# REQUIRED TASK:
Copy each line that holds "Helga".

# DATA FOR THE TASK:

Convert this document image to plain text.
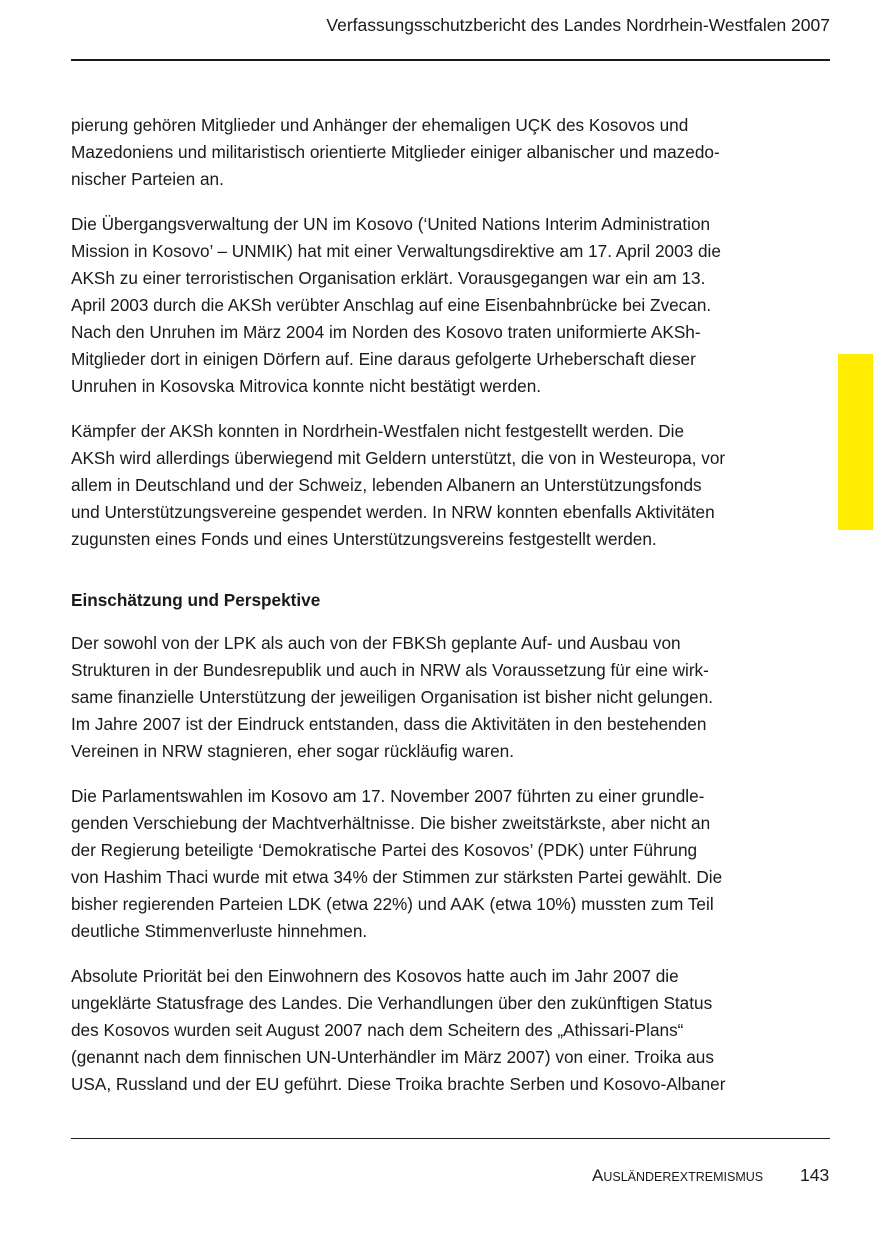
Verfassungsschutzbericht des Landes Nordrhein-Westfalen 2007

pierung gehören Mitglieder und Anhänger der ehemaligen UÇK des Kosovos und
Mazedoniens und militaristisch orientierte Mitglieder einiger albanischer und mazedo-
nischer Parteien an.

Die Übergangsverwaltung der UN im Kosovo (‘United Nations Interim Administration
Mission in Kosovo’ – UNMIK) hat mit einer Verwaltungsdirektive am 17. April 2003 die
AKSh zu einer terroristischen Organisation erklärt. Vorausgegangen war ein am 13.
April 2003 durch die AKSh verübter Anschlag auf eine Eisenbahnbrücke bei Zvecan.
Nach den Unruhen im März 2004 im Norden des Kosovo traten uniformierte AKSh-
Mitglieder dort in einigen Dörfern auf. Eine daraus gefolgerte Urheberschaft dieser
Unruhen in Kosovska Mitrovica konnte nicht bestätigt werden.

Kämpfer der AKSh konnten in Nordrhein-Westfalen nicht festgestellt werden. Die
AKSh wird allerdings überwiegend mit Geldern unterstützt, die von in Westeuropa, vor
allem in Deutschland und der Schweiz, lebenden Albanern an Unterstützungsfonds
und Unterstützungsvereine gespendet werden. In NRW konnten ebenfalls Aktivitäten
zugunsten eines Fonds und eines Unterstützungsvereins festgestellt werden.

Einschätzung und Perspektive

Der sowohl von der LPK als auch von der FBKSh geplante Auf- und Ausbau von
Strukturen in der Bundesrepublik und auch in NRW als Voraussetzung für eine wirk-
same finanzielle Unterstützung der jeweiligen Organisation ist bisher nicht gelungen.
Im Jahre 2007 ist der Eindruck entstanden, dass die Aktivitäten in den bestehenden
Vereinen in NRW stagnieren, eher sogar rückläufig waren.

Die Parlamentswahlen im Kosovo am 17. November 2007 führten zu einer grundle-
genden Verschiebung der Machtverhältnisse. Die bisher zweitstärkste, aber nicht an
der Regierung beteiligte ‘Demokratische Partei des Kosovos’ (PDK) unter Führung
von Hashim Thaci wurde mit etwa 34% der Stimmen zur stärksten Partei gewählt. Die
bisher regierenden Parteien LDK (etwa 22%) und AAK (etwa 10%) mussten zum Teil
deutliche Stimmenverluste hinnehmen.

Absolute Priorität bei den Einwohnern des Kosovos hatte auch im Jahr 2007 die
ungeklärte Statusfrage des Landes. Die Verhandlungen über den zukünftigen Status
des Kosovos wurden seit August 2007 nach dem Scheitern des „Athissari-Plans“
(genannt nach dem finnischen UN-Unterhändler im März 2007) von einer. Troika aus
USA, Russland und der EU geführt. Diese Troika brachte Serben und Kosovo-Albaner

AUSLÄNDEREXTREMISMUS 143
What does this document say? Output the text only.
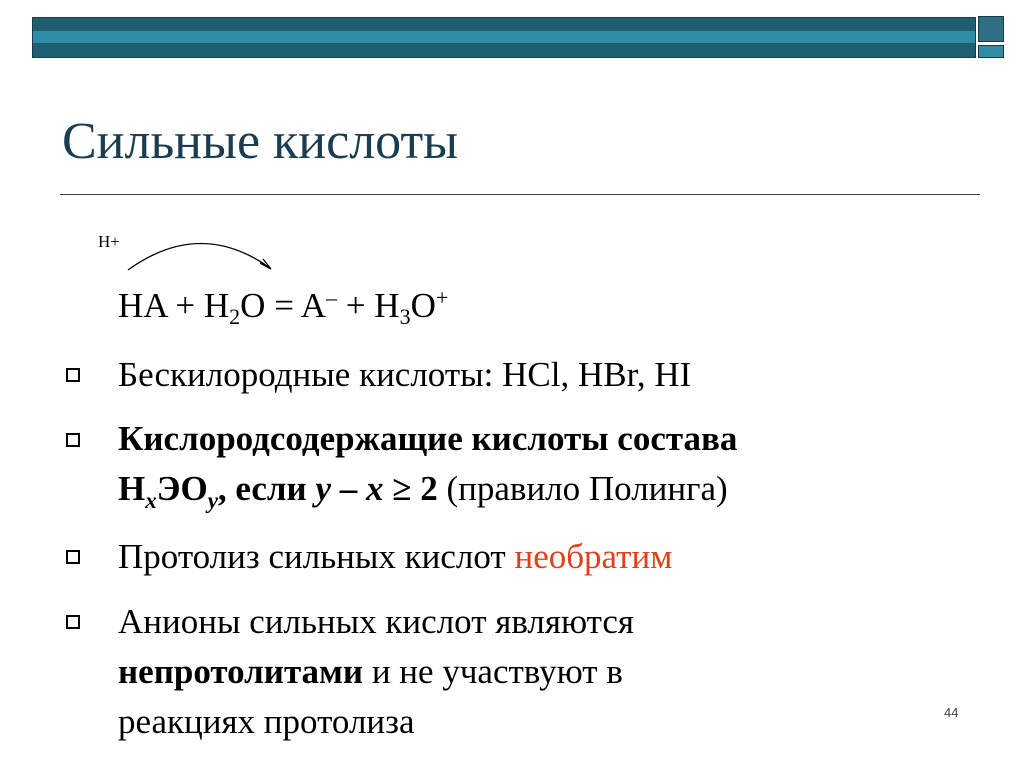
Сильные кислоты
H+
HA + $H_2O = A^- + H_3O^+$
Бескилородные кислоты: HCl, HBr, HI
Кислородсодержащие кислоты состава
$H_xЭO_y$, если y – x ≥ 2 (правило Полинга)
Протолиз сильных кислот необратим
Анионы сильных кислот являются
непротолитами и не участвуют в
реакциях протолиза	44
---
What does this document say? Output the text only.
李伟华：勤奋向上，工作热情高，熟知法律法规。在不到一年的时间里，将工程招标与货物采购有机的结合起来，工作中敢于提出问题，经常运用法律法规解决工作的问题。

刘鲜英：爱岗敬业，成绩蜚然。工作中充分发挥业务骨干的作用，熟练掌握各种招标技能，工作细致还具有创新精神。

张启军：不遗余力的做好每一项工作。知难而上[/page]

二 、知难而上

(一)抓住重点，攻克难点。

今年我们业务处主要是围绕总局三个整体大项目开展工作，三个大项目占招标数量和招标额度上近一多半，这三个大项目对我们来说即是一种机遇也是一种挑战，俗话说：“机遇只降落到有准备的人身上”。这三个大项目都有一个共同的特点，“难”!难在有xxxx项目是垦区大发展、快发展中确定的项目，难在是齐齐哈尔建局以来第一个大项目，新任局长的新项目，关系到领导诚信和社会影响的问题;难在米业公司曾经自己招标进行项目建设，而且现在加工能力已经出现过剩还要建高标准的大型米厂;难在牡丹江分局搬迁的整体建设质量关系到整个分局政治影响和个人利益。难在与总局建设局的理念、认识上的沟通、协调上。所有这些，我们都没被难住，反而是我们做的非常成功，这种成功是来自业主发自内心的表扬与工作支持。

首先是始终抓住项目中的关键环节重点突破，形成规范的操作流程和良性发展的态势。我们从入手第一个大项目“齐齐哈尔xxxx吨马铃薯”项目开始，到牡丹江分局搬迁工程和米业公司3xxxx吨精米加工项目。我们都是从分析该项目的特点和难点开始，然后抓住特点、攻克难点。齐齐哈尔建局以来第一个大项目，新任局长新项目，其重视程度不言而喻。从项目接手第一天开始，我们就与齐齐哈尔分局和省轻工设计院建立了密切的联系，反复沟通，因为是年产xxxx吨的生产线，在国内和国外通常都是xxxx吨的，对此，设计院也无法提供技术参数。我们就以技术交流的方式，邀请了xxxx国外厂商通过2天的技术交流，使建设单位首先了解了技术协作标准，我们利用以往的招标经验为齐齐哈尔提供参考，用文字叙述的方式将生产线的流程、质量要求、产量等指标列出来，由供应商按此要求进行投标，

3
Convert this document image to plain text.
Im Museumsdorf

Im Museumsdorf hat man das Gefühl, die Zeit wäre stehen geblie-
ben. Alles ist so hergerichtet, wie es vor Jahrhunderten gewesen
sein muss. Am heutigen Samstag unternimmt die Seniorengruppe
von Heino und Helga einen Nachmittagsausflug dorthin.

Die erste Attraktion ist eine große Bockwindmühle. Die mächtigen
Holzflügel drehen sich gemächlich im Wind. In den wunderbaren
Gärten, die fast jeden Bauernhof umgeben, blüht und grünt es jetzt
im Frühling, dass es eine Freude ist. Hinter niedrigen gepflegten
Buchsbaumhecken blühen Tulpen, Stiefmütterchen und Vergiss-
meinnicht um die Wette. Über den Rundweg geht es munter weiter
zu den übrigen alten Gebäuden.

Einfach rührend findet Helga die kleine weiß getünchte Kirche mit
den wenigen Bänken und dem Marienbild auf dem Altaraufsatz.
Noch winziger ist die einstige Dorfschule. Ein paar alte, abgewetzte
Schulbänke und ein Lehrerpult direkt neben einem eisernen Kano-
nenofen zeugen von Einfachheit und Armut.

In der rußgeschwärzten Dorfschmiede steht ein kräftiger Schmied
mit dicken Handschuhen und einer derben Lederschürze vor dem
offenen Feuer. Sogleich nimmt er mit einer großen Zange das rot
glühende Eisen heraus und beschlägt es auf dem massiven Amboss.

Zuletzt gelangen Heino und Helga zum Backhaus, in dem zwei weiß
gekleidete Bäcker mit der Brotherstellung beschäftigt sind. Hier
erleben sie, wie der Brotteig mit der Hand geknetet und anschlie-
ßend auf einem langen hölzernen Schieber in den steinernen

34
* * *
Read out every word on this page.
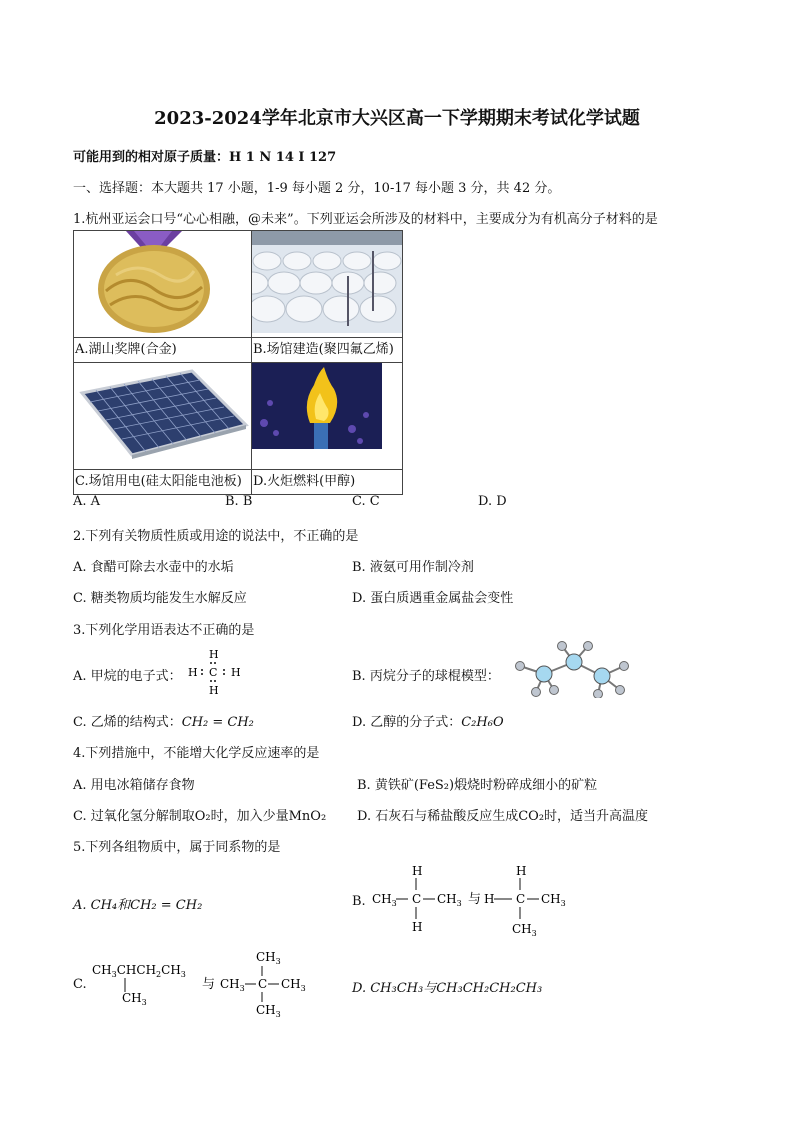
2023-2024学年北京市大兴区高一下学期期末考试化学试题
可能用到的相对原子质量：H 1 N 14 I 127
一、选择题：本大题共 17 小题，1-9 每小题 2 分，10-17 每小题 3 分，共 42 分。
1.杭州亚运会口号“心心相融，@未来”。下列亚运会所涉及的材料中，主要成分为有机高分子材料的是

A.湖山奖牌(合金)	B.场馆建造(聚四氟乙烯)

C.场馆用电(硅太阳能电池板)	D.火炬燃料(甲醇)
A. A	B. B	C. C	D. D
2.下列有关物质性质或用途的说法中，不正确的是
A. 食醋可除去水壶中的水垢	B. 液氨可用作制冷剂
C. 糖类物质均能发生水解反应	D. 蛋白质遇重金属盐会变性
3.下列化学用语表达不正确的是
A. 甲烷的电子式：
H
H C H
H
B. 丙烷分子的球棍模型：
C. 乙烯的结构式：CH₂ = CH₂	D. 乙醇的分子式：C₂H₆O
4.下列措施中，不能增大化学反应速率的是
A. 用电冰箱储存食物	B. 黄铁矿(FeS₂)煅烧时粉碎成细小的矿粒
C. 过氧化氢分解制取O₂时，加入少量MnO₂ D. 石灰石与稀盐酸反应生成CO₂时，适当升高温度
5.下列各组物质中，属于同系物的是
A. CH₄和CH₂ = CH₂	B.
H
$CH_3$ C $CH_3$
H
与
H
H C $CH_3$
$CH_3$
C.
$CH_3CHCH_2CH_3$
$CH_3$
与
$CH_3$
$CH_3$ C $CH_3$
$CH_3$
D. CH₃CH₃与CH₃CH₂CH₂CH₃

# ANSWER FOR THE TASK:
von Heino und Helga einen Nachmittagsausflug dorthin.
Einfach rührend findet Helga die kleine weiß getünchte Kirche mit
Zuletzt gelangen Heino und Helga zum Backhaus, in dem zwei weiß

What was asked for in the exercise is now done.